Directive: Reproduce the records below exactly as they appear.

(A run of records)
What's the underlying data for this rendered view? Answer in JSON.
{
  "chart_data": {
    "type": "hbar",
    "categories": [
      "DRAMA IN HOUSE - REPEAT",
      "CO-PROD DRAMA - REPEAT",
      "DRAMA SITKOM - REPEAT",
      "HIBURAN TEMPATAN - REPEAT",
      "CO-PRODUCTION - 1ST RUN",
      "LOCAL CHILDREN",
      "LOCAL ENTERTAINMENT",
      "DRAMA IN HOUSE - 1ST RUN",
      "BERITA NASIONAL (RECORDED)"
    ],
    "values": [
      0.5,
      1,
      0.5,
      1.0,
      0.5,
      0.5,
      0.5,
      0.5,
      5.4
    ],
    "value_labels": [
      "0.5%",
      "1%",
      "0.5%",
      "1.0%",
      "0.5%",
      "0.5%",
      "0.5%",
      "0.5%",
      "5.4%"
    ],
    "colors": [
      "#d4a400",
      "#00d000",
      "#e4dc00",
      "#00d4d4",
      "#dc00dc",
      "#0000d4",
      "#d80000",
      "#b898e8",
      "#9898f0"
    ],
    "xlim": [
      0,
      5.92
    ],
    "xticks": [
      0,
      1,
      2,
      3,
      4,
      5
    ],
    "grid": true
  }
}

Task output:
What's the underlying data for this rendered view? Answer in JSON.
{
  "chart_data": {
    "type": "hbar",
    "categories": [
      "DRAMA IN HOUSE - REPEAT",
      "CO-PROD DRAMA - REPEAT",
      "DRAMA SITKOM - REPEAT",
      "HIBURAN TEMPATAN - REPEAT",
      "CO-PRODUCTION - 1ST RUN",
      "LOCAL CHILDREN",
      "LOCAL ENTERTAINMENT",
      "DRAMA IN HOUSE - 1ST RUN",
      "BERITA NASIONAL (RECORDED)"
    ],
    "values": [
      0.5,
      1,
      0.5,
      1.0,
      0.5,
      0.5,
      0.5,
      0.5,
      5.4
    ],
    "value_labels": [
      "0.5%",
      "1%",
      "0.5%",
      "1.0%",
      "0.5%",
      "0.5%",
      "0.5%",
      "0.5%",
      "5.4%"
    ],
    "colors": [
      "#d4a400",
      "#00d000",
      "#e4dc00",
      "#00d4d4",
      "#dc00dc",
      "#0000d4",
      "#d80000",
      "#b898e8",
      "#9898f0"
    ],
    "xlim": [
      0,
      5.92
    ],
    "xticks": [
      0,
      1,
      2,
      3,
      4,
      5
    ],
    "grid": true
  }
}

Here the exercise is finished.